§ **Task objective**
Find each line holding "汽车的加速度方向与" and copy it out.

§ **Collected data entries**
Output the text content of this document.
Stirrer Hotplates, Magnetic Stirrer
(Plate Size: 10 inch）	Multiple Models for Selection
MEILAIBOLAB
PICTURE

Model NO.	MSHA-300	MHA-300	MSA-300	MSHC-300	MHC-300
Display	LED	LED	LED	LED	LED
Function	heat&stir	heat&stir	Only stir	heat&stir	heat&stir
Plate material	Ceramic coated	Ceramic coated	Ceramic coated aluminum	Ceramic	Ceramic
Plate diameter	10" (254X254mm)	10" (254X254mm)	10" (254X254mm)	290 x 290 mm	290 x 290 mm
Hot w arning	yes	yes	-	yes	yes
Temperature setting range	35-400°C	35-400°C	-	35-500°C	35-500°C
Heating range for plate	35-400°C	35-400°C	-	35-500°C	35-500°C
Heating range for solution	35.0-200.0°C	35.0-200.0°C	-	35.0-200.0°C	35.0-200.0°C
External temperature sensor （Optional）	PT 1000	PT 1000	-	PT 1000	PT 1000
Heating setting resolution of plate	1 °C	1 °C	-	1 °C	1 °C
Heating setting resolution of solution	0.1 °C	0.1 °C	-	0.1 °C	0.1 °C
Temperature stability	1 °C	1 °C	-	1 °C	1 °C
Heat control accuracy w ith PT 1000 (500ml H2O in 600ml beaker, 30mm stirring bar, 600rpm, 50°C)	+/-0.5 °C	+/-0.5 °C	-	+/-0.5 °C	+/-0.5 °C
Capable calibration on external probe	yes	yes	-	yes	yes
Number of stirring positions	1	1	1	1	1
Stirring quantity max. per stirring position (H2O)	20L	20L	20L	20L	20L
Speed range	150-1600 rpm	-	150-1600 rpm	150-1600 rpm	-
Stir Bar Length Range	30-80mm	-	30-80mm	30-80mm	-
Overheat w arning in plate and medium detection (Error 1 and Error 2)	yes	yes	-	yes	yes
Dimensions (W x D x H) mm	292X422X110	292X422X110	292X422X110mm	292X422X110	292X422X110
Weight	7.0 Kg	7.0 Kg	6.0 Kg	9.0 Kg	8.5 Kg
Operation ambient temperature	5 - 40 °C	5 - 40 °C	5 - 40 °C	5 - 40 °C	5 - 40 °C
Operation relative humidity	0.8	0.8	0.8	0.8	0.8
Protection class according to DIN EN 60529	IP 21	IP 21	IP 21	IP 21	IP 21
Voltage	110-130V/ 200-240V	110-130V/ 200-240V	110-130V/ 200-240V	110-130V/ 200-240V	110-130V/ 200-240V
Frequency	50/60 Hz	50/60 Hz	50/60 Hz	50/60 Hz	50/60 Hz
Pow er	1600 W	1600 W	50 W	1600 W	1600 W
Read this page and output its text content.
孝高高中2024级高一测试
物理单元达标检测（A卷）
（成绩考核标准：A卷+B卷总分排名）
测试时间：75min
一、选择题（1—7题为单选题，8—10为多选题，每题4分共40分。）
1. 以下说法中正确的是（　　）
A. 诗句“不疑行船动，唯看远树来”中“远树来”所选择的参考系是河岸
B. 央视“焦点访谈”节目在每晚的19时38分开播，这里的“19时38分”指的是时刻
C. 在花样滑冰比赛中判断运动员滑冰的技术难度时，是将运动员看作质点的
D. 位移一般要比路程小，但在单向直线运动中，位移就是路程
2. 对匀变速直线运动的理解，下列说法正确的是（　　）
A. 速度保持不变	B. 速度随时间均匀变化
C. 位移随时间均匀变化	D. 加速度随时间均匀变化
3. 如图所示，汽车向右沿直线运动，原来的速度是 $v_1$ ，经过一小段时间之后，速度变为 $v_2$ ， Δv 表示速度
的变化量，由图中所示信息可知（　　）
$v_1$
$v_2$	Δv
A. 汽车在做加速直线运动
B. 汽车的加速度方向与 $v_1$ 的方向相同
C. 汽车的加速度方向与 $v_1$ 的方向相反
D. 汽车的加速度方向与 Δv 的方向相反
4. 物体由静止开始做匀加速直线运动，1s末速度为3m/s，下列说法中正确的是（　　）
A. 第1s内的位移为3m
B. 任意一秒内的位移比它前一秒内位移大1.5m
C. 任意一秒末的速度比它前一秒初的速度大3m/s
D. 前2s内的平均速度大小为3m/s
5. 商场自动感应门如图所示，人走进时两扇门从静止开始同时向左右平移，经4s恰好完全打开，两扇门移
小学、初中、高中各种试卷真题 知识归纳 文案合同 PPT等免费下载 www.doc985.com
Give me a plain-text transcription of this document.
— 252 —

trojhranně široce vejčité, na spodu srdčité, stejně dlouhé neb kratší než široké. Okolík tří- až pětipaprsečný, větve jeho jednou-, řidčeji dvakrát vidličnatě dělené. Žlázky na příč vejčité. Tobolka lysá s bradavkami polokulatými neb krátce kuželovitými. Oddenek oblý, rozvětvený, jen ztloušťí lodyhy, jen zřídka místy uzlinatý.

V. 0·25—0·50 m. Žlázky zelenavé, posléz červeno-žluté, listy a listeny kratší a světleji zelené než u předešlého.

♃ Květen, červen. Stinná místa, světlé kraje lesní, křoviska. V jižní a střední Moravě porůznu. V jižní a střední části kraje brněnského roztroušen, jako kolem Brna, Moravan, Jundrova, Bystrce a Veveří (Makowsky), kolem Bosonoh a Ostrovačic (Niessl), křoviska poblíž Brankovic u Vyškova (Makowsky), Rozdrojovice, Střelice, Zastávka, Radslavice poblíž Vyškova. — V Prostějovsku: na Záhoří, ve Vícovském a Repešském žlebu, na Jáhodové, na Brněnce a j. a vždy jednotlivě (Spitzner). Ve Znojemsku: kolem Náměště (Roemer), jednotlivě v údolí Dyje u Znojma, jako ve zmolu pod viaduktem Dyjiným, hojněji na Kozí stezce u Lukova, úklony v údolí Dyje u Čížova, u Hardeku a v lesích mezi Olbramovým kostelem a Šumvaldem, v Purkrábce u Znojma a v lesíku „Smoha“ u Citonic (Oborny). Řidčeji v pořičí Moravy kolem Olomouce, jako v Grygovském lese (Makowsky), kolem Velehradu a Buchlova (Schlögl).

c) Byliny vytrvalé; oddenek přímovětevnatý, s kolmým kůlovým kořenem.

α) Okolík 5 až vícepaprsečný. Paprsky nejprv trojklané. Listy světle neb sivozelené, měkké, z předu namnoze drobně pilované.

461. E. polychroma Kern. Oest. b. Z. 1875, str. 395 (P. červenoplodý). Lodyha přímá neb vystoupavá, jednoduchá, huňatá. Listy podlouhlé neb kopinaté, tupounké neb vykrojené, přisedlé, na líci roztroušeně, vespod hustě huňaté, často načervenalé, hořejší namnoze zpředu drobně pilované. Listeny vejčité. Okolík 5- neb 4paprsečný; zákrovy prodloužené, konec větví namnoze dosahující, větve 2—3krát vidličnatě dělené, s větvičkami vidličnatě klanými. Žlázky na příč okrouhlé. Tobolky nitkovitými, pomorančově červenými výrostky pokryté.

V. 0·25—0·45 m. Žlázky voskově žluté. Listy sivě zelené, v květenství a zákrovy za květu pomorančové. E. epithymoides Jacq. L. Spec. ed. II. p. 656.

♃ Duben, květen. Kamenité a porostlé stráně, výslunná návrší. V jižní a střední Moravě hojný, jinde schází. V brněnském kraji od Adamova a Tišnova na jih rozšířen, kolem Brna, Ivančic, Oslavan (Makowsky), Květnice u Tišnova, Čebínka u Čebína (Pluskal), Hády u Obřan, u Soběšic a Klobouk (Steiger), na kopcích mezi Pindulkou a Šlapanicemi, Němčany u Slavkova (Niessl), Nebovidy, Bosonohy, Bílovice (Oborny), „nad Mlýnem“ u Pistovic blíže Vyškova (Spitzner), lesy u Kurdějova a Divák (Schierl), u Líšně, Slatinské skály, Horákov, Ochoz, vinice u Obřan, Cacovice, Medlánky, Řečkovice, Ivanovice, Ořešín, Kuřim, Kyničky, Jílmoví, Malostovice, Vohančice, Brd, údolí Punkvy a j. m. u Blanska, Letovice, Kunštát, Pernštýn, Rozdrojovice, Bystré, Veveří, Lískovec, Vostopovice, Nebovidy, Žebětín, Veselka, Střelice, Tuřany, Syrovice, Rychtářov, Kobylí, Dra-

§ **Answer to this problem**
B. 汽车的加速度方向与 $v_1$ 的方向相同
C. 汽车的加速度方向与 $v_1$ 的方向相反
D. 汽车的加速度方向与 Δv 的方向相反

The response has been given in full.